» Work instructions
Collect each line containing "scams".

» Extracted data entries
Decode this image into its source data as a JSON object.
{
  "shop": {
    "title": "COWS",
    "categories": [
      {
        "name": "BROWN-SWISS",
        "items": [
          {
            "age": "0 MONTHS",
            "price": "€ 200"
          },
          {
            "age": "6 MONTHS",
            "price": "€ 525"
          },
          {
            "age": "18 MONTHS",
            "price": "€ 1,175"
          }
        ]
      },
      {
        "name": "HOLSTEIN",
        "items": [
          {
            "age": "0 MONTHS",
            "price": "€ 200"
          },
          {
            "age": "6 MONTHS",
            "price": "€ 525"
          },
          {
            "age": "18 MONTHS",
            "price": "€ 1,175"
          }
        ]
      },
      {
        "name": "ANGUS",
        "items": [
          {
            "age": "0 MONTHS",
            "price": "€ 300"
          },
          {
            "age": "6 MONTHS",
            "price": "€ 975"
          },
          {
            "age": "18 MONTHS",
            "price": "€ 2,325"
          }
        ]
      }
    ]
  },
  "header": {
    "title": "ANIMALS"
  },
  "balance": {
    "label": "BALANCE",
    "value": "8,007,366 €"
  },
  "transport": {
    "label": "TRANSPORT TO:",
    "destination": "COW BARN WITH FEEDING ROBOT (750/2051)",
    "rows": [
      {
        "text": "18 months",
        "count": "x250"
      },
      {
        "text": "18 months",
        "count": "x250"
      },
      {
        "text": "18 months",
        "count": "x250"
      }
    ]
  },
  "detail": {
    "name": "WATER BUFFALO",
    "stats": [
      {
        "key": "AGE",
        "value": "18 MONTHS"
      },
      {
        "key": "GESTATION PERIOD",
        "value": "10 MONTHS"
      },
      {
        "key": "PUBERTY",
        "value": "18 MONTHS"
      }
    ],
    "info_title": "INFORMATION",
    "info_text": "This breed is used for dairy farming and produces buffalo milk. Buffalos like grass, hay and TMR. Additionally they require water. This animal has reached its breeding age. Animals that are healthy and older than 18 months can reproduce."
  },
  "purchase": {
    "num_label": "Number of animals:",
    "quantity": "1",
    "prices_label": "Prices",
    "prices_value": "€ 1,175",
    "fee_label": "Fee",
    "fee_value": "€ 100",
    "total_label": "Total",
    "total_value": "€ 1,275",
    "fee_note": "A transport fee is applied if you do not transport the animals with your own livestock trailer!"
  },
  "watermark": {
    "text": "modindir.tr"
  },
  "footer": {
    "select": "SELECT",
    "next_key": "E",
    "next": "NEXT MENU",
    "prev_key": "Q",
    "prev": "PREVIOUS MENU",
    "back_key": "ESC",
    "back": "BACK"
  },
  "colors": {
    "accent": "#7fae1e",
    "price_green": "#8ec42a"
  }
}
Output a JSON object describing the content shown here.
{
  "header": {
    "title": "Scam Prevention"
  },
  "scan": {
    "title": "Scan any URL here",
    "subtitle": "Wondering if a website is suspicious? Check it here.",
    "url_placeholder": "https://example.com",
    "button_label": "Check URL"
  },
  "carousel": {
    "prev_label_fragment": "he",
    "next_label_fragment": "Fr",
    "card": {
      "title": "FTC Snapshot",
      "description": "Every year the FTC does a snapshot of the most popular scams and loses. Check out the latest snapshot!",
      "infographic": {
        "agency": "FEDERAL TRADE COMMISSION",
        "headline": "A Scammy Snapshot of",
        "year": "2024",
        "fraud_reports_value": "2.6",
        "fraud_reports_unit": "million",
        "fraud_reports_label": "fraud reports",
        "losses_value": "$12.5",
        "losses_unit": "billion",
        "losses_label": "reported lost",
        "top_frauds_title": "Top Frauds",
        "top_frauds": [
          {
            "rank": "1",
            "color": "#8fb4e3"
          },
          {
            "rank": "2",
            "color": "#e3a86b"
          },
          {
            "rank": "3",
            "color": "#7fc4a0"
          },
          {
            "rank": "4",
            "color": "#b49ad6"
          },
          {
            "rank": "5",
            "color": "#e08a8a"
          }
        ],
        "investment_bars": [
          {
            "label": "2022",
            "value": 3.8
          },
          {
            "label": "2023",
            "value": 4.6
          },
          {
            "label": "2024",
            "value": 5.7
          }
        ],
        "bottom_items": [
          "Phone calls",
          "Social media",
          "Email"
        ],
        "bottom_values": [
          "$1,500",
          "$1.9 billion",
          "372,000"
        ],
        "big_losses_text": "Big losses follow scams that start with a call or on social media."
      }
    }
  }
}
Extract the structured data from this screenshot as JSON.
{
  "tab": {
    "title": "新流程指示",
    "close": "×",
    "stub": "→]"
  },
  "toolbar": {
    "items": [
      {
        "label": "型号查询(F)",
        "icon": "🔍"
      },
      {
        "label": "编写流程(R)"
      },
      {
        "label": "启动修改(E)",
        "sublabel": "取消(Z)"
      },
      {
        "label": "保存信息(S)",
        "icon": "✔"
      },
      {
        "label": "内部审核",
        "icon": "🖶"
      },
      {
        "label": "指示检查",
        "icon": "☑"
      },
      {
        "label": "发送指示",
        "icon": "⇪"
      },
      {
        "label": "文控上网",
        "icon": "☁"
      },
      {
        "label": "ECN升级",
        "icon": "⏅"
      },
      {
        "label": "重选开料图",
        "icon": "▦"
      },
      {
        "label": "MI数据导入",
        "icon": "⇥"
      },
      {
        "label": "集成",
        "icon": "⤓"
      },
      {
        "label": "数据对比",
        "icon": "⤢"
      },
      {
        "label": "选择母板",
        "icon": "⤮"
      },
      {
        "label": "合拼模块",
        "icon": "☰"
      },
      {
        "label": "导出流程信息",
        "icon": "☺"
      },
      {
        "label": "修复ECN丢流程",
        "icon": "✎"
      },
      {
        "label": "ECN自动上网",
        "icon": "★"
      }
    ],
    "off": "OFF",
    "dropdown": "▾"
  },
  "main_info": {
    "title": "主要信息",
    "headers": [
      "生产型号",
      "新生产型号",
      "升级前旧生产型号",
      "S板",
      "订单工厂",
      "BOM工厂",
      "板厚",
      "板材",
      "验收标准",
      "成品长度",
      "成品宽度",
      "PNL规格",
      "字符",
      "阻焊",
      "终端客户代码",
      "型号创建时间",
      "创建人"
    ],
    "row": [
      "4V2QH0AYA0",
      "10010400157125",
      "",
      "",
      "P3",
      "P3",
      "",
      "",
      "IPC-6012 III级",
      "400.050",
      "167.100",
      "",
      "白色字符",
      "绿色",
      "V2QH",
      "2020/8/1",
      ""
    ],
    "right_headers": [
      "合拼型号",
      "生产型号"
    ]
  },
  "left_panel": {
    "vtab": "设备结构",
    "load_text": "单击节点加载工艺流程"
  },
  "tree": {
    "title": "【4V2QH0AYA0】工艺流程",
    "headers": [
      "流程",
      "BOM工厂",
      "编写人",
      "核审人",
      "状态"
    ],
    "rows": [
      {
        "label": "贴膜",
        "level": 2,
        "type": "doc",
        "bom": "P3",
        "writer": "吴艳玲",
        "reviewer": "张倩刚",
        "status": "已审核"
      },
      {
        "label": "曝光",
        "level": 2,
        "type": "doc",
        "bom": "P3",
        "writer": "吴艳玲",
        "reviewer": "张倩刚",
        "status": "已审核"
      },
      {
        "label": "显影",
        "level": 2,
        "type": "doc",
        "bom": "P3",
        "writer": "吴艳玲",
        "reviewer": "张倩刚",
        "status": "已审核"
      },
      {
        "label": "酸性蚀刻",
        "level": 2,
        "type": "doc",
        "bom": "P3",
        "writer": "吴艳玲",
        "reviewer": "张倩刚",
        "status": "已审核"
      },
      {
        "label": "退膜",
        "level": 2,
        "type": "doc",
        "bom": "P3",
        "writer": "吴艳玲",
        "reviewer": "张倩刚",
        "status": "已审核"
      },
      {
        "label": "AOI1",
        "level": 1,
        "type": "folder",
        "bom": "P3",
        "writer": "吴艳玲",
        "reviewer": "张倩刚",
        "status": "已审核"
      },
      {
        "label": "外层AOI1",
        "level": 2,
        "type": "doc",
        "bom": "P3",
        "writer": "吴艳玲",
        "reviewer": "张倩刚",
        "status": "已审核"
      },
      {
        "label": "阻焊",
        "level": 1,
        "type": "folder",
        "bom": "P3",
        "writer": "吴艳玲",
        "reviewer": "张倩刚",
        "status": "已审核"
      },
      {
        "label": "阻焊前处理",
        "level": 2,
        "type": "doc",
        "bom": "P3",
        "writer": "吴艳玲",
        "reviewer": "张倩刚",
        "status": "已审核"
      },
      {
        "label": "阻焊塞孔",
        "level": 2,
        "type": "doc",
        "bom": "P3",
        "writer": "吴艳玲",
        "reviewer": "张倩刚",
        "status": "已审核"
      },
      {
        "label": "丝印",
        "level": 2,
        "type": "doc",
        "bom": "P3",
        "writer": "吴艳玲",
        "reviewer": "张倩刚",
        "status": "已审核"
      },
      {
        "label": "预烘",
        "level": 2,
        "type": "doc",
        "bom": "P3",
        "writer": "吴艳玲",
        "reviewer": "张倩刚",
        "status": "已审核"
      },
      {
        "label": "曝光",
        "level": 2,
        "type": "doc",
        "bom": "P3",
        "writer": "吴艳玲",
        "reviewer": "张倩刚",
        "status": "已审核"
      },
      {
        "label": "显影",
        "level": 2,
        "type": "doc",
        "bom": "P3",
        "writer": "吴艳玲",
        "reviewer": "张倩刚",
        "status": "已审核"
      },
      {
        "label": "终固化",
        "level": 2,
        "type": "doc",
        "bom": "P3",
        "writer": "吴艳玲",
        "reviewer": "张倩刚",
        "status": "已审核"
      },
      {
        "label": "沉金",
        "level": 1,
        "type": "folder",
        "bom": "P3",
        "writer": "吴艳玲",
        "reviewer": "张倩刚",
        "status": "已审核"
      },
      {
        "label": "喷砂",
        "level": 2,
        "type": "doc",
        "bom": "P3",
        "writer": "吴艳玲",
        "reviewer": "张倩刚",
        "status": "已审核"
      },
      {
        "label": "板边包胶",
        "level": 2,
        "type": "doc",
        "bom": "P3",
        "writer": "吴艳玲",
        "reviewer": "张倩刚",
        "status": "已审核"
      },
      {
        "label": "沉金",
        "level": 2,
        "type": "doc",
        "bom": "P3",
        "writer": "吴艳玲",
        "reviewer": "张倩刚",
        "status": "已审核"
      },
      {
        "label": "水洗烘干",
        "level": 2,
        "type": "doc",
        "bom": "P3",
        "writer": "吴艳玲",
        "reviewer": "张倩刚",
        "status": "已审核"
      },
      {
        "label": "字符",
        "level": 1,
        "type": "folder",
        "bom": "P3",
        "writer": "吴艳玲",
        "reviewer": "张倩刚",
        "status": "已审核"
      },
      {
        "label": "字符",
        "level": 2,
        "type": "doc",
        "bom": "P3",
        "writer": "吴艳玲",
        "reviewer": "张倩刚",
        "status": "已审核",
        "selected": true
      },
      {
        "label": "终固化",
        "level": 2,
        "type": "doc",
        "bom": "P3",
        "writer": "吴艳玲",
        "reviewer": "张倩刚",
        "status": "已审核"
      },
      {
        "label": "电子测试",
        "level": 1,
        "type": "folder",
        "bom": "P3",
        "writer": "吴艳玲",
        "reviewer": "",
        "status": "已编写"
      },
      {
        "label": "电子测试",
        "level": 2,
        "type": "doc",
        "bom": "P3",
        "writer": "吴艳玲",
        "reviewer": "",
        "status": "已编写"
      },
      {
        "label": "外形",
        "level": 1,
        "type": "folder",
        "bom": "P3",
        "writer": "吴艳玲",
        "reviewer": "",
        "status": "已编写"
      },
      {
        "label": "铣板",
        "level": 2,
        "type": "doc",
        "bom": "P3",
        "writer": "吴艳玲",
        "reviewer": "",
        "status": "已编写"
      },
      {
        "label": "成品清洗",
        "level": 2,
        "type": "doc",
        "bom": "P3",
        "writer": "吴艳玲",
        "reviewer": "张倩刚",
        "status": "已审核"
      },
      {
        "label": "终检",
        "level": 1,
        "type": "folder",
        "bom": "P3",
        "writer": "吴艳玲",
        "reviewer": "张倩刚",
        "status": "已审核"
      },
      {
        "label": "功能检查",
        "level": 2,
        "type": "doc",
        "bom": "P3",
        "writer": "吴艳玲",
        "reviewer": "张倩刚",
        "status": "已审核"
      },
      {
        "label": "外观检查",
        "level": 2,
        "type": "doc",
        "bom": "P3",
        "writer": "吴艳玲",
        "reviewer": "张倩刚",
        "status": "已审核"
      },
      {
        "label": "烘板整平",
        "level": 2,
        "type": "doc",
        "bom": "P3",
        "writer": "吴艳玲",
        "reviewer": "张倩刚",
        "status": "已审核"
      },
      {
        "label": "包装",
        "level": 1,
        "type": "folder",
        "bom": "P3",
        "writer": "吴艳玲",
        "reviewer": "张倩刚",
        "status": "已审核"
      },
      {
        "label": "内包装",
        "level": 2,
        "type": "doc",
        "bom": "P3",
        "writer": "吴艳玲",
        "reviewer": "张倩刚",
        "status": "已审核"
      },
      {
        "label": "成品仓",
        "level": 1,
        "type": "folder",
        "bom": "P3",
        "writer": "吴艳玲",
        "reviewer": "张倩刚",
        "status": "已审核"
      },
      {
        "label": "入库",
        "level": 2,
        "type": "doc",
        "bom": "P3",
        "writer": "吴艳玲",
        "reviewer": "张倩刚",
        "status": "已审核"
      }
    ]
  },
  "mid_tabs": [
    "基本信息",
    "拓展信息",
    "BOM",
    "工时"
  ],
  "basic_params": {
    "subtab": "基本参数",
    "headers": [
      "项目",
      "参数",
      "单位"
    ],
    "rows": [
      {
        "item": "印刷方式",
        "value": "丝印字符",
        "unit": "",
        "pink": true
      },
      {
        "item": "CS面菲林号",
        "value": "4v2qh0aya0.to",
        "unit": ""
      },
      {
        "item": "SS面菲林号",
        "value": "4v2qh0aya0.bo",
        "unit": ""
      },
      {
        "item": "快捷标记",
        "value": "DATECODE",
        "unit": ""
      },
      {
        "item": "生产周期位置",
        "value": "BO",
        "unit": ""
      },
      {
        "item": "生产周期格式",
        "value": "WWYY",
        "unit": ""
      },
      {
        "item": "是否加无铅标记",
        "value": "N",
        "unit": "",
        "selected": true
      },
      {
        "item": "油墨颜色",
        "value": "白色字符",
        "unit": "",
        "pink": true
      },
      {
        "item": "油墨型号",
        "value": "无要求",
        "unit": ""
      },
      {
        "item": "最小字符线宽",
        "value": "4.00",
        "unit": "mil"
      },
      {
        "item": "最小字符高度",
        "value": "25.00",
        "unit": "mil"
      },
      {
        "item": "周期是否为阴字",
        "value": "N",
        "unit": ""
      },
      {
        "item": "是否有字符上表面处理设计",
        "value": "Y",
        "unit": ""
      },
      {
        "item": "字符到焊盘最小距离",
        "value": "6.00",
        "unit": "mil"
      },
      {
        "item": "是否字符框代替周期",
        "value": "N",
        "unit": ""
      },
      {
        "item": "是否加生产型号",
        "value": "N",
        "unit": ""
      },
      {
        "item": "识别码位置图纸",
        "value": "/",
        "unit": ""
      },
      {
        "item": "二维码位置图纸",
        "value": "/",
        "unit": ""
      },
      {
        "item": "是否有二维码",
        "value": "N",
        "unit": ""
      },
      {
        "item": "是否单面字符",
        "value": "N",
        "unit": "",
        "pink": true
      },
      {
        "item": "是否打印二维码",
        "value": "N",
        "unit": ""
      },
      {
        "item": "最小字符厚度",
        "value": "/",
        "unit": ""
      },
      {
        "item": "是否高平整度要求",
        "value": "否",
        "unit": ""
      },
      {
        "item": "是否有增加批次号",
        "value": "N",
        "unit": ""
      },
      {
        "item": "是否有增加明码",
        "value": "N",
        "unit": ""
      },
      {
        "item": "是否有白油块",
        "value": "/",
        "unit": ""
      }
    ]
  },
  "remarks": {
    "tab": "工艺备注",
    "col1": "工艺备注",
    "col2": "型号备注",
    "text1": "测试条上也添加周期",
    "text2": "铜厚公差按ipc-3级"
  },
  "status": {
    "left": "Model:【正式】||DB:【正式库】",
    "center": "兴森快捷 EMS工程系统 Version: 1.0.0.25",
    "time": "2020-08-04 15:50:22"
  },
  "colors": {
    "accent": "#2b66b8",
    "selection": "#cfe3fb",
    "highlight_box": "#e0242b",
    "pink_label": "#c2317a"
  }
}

» Solution for this exercise
      "description": "Every year the FTC does a snapshot of the most popular scams and loses. Check out the latest snapshot!",
        "big_losses_text": "Big losses follow scams that start with a call or on social media."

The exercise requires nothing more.